PROBLEM TO WORK ON: Extract each line bearing the word "caption".

DATA FOR THE TASK:
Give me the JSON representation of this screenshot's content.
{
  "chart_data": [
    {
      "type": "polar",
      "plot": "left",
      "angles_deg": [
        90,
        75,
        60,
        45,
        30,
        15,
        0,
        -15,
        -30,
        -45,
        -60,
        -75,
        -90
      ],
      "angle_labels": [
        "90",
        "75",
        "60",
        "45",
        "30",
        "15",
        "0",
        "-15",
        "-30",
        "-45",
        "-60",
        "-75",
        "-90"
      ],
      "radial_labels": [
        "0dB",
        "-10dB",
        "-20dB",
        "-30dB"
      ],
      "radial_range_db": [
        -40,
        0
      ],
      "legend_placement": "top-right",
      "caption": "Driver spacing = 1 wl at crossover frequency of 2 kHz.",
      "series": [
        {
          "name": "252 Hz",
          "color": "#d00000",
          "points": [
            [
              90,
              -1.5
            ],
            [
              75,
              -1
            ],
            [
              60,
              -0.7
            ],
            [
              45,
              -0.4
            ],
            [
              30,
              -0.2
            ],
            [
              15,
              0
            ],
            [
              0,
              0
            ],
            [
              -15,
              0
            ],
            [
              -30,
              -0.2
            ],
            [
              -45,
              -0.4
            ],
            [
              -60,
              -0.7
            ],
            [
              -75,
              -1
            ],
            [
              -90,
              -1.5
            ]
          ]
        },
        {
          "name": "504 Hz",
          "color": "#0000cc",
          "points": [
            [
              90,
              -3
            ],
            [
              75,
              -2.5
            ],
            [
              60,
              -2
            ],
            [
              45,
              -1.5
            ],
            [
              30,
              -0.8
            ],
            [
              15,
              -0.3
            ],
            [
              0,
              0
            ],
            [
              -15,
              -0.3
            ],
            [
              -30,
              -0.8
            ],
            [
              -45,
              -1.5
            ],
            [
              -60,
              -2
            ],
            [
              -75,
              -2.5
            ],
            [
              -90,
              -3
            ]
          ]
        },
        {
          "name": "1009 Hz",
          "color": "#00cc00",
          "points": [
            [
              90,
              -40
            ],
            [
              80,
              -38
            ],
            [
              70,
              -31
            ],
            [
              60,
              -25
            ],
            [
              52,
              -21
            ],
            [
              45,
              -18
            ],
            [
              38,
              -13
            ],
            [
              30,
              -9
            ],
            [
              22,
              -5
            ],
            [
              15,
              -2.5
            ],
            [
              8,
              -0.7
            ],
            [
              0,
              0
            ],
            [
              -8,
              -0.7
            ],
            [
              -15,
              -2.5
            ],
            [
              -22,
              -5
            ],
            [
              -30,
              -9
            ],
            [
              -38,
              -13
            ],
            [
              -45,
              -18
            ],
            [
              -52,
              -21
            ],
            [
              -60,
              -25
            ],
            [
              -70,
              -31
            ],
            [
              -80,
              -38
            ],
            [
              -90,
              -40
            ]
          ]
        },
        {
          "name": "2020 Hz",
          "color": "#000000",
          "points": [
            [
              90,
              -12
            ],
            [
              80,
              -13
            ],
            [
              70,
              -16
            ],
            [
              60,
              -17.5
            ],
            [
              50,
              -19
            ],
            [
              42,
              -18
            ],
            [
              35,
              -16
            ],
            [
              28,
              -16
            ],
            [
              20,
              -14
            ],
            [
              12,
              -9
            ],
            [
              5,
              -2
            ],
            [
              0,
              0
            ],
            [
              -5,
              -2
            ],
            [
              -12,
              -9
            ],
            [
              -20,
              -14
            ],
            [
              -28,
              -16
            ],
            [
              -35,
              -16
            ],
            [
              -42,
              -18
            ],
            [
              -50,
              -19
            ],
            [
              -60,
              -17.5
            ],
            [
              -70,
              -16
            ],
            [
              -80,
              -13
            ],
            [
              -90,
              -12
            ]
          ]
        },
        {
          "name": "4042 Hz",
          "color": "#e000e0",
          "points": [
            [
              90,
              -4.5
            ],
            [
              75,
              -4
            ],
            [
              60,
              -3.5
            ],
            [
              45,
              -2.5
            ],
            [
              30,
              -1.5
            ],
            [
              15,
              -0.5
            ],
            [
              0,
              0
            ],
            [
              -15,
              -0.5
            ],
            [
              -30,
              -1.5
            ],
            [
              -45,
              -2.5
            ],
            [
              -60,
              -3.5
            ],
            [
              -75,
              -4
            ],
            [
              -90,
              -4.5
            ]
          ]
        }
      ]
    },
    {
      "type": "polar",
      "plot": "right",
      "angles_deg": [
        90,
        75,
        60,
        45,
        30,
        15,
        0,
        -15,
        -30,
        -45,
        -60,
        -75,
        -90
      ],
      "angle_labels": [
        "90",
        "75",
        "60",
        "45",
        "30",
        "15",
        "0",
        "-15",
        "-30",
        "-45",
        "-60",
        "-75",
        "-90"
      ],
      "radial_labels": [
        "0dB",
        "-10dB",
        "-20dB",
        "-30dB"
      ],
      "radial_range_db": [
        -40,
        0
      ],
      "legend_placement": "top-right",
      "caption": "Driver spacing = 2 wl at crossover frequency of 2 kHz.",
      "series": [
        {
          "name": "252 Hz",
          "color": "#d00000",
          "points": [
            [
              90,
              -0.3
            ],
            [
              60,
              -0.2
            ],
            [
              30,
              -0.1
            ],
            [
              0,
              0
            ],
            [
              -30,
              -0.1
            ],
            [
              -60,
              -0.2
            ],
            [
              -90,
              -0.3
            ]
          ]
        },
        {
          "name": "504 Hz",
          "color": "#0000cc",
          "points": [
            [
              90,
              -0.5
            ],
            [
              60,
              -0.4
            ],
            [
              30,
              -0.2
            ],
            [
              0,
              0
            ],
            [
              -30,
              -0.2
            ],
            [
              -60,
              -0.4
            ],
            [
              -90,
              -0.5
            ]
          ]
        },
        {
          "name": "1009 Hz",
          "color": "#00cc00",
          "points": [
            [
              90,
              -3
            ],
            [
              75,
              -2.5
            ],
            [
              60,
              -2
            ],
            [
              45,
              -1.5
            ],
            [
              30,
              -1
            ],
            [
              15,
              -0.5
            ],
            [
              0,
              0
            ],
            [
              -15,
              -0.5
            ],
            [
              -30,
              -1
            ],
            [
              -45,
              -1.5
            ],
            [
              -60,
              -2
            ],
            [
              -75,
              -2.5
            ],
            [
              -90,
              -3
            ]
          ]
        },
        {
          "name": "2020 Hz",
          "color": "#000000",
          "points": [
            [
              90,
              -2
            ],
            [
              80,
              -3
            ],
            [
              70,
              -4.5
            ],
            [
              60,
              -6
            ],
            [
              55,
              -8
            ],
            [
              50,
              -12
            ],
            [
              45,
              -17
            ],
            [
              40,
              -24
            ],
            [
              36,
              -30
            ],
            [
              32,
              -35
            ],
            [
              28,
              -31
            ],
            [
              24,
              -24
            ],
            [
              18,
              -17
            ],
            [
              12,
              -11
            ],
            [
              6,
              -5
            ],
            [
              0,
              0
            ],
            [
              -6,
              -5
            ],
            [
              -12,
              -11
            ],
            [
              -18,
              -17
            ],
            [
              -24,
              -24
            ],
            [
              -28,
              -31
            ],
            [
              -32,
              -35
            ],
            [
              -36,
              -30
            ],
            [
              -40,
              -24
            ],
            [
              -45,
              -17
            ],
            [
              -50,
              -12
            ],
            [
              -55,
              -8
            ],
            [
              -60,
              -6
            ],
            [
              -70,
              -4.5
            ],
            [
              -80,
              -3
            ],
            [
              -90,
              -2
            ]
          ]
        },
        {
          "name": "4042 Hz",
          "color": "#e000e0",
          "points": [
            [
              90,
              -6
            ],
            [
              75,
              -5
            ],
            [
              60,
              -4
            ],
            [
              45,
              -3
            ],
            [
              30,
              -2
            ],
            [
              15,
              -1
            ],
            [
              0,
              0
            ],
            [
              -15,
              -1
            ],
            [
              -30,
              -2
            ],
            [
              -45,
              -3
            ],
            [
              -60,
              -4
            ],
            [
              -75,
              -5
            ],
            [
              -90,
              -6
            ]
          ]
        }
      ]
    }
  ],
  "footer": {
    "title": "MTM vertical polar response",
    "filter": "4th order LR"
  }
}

OUTPUT:
      "caption": "Driver spacing = 1 wl at crossover frequency of 2 kHz.",
      "caption": "Driver spacing = 2 wl at crossover frequency of 2 kHz.",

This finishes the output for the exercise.